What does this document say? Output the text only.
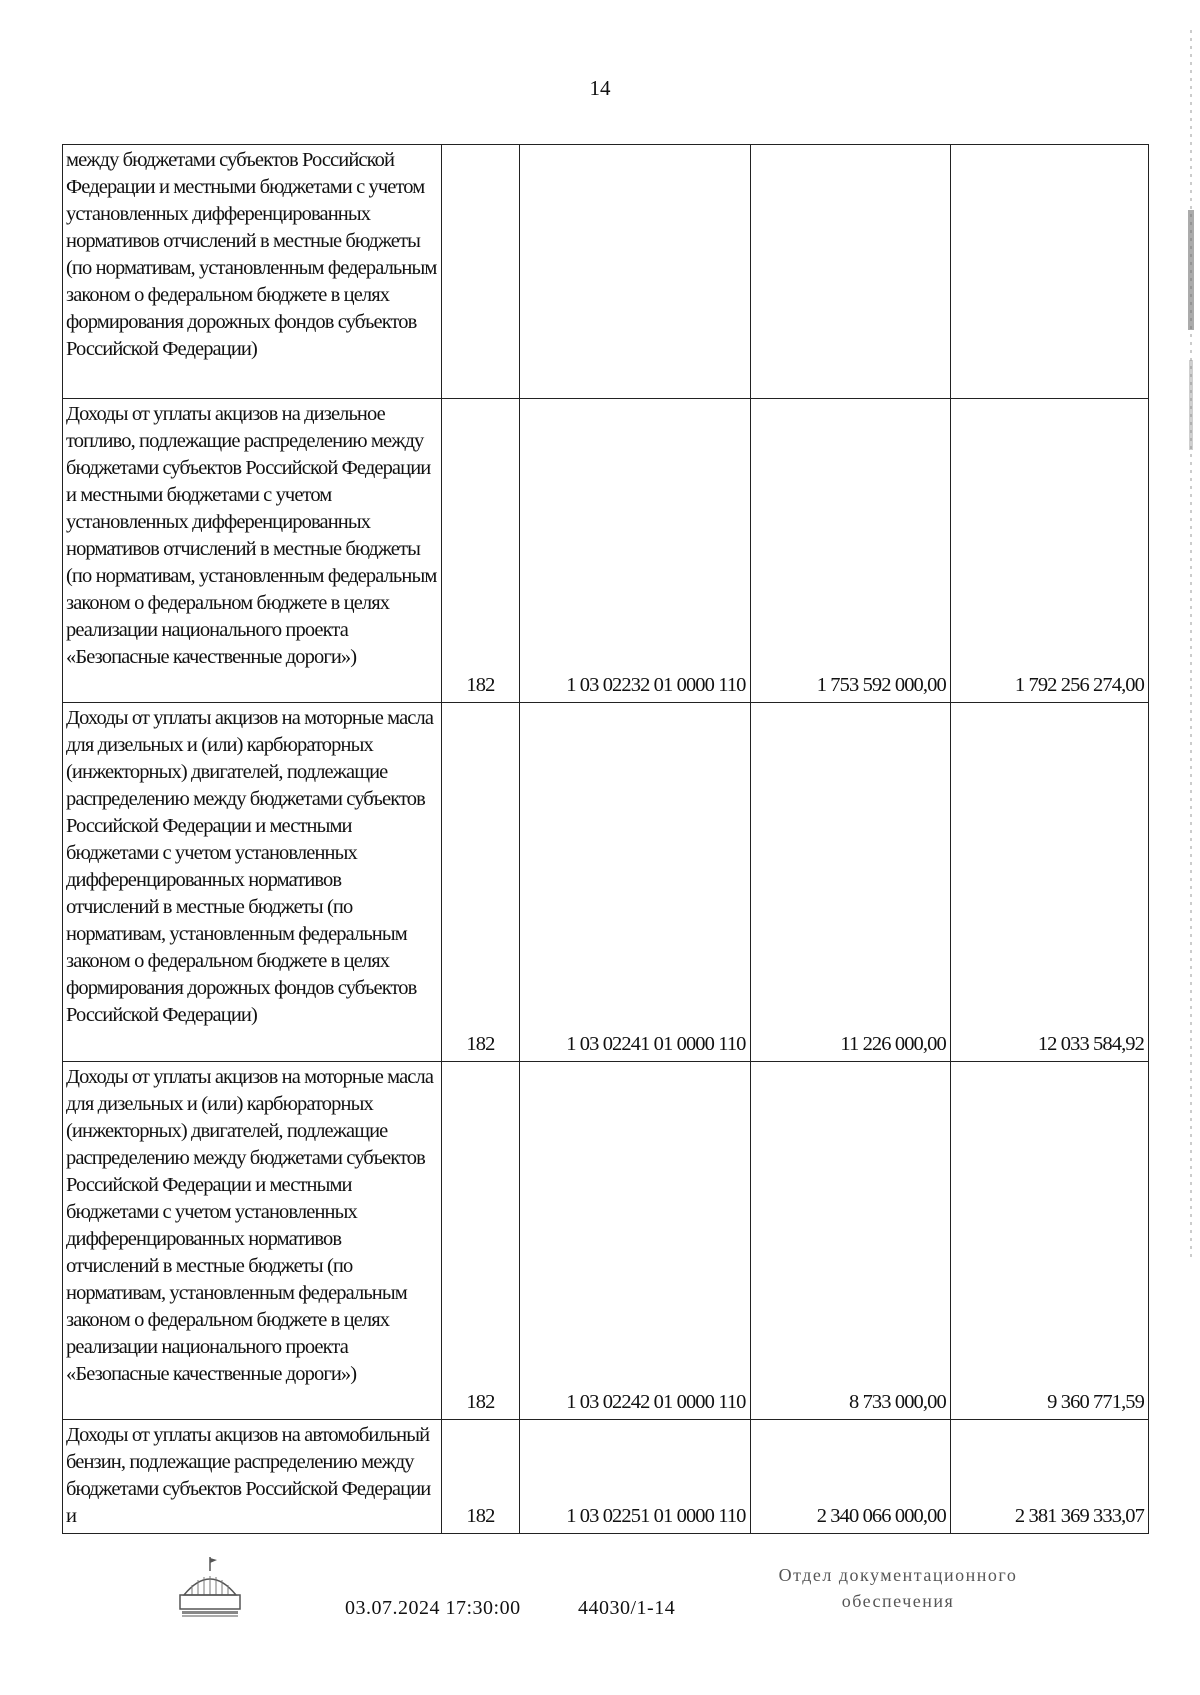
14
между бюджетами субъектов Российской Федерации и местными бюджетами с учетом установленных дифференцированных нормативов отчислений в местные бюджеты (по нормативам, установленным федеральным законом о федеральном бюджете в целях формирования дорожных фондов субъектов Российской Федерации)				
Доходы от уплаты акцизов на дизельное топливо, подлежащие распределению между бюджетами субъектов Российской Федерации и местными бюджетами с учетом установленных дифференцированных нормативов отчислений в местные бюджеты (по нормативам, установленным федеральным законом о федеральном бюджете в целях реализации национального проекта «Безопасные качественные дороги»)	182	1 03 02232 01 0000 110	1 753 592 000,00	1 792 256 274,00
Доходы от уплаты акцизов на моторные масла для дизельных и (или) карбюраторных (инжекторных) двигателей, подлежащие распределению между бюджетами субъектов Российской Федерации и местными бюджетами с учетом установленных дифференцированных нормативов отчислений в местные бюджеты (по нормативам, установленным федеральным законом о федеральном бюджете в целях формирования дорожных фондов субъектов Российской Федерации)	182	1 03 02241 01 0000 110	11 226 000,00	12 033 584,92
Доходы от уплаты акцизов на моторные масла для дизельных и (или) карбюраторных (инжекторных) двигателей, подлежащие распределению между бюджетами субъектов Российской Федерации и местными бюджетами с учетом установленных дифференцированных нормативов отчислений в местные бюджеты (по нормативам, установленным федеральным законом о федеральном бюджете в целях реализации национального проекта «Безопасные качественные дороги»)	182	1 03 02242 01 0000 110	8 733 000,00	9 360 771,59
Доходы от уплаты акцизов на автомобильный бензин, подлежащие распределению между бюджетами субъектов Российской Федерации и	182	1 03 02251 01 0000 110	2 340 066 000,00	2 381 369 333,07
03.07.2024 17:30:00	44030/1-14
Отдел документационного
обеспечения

To do: Every record above should be written out again without change, except that the pictures are left out.

Written answer:
What does this document say? Output the text only.
14
между бюджетами субъектов Российской Федерации и местными бюджетами с учетом установленных дифференцированных нормативов отчислений в местные бюджеты (по нормативам, установленным федеральным законом о федеральном бюджете в целях формирования дорожных фондов субъектов Российской Федерации)				
Доходы от уплаты акцизов на дизельное топливо, подлежащие распределению между бюджетами субъектов Российской Федерации и местными бюджетами с учетом установленных дифференцированных нормативов отчислений в местные бюджеты (по нормативам, установленным федеральным законом о федеральном бюджете в целях реализации национального проекта «Безопасные качественные дороги»)	182	1 03 02232 01 0000 110	1 753 592 000,00	1 792 256 274,00
Доходы от уплаты акцизов на моторные масла для дизельных и (или) карбюраторных (инжекторных) двигателей, подлежащие распределению между бюджетами субъектов Российской Федерации и местными бюджетами с учетом установленных дифференцированных нормативов отчислений в местные бюджеты (по нормативам, установленным федеральным законом о федеральном бюджете в целях формирования дорожных фондов субъектов Российской Федерации)	182	1 03 02241 01 0000 110	11 226 000,00	12 033 584,92
Доходы от уплаты акцизов на моторные масла для дизельных и (или) карбюраторных (инжекторных) двигателей, подлежащие распределению между бюджетами субъектов Российской Федерации и местными бюджетами с учетом установленных дифференцированных нормативов отчислений в местные бюджеты (по нормативам, установленным федеральным законом о федеральном бюджете в целях реализации национального проекта «Безопасные качественные дороги»)	182	1 03 02242 01 0000 110	8 733 000,00	9 360 771,59
Доходы от уплаты акцизов на автомобильный бензин, подлежащие распределению между бюджетами субъектов Российской Федерации и	182	1 03 02251 01 0000 110	2 340 066 000,00	2 381 369 333,07
03.07.2024 17:30:00	44030/1-14
Отдел документационного
обеспечения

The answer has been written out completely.